PROBLEM TO SOLVE: Copy out each line of the material below that holds the string "color".

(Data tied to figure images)
************

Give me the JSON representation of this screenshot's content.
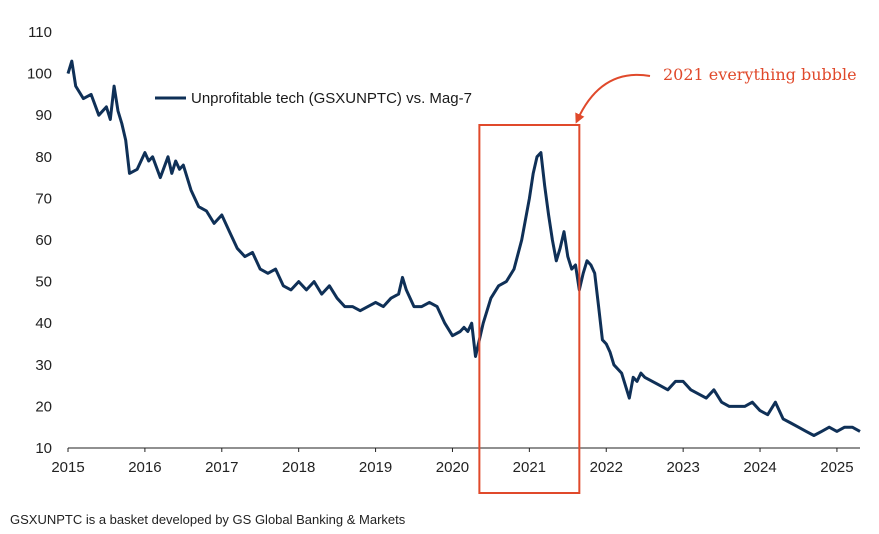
{
  "chart_data": {
    "type": "line",
    "title": "",
    "xlabel": "",
    "ylabel": "",
    "ylim": [
      10,
      110
    ],
    "xlim": [
      2015.0,
      2025.3
    ],
    "y_ticks": [
      "10",
      "20",
      "30",
      "40",
      "50",
      "60",
      "70",
      "80",
      "90",
      "100",
      "110"
    ],
    "x_ticks": [
      "2015",
      "2016",
      "2017",
      "2018",
      "2019",
      "2020",
      "2021",
      "2022",
      "2023",
      "2024",
      "2025"
    ],
    "legend": {
      "position": "top-left",
      "entries": [
        "Unprofitable tech (GSXUNPTC) vs. Mag-7"
      ]
    },
    "series": [
      {
        "name": "Unprofitable tech (GSXUNPTC) vs. Mag-7",
        "color": "#0f3057",
        "x": [
          2015.0,
          2015.05,
          2015.1,
          2015.2,
          2015.3,
          2015.4,
          2015.5,
          2015.55,
          2015.6,
          2015.65,
          2015.7,
          2015.75,
          2015.8,
          2015.9,
          2016.0,
          2016.05,
          2016.1,
          2016.2,
          2016.3,
          2016.35,
          2016.4,
          2016.45,
          2016.5,
          2016.6,
          2016.7,
          2016.8,
          2016.9,
          2017.0,
          2017.1,
          2017.2,
          2017.3,
          2017.4,
          2017.5,
          2017.6,
          2017.7,
          2017.8,
          2017.9,
          2018.0,
          2018.1,
          2018.2,
          2018.3,
          2018.4,
          2018.5,
          2018.6,
          2018.7,
          2018.8,
          2018.9,
          2019.0,
          2019.1,
          2019.2,
          2019.3,
          2019.35,
          2019.4,
          2019.5,
          2019.6,
          2019.7,
          2019.8,
          2019.9,
          2020.0,
          2020.1,
          2020.15,
          2020.2,
          2020.25,
          2020.3,
          2020.4,
          2020.5,
          2020.6,
          2020.7,
          2020.8,
          2020.9,
          2021.0,
          2021.05,
          2021.1,
          2021.15,
          2021.2,
          2021.25,
          2021.3,
          2021.35,
          2021.4,
          2021.45,
          2021.5,
          2021.55,
          2021.6,
          2021.65,
          2021.7,
          2021.75,
          2021.8,
          2021.85,
          2021.9,
          2021.95,
          2022.0,
          2022.05,
          2022.1,
          2022.2,
          2022.3,
          2022.35,
          2022.4,
          2022.45,
          2022.5,
          2022.6,
          2022.7,
          2022.8,
          2022.9,
          2023.0,
          2023.1,
          2023.2,
          2023.3,
          2023.4,
          2023.5,
          2023.6,
          2023.7,
          2023.8,
          2023.9,
          2024.0,
          2024.1,
          2024.2,
          2024.3,
          2024.4,
          2024.5,
          2024.6,
          2024.7,
          2024.8,
          2024.9,
          2025.0,
          2025.1,
          2025.2,
          2025.3
        ],
        "values": [
          100,
          103,
          97,
          94,
          95,
          90,
          92,
          89,
          97,
          91,
          88,
          84,
          76,
          77,
          81,
          79,
          80,
          75,
          80,
          76,
          79,
          77,
          78,
          72,
          68,
          67,
          64,
          66,
          62,
          58,
          56,
          57,
          53,
          52,
          53,
          49,
          48,
          50,
          48,
          50,
          47,
          49,
          46,
          44,
          44,
          43,
          44,
          45,
          44,
          46,
          47,
          51,
          48,
          44,
          44,
          45,
          44,
          40,
          37,
          38,
          39,
          38,
          40,
          32,
          40,
          46,
          49,
          50,
          53,
          60,
          70,
          76,
          80,
          81,
          73,
          66,
          60,
          55,
          58,
          62,
          56,
          53,
          54,
          48,
          52,
          55,
          54,
          52,
          44,
          36,
          35,
          33,
          30,
          28,
          22,
          27,
          26,
          28,
          27,
          26,
          25,
          24,
          26,
          26,
          24,
          23,
          22,
          24,
          21,
          20,
          20,
          20,
          21,
          19,
          18,
          21,
          17,
          16,
          15,
          14,
          13,
          14,
          15,
          14,
          15,
          15,
          14
        ]
      }
    ],
    "highlight": {
      "x_start": 2020.35,
      "x_end": 2021.65,
      "color": "#e0492b"
    },
    "annotation": {
      "text": "2021 everything bubble",
      "color": "#e0492b",
      "points_to": "highlight box"
    },
    "footnote": "GSXUNPTC is a basket developed by GS Global Banking & Markets"
  }
}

************

ANSWER TO THE TASK:
        "color": "#0f3057",
      "color": "#e0492b"
      "color": "#e0492b",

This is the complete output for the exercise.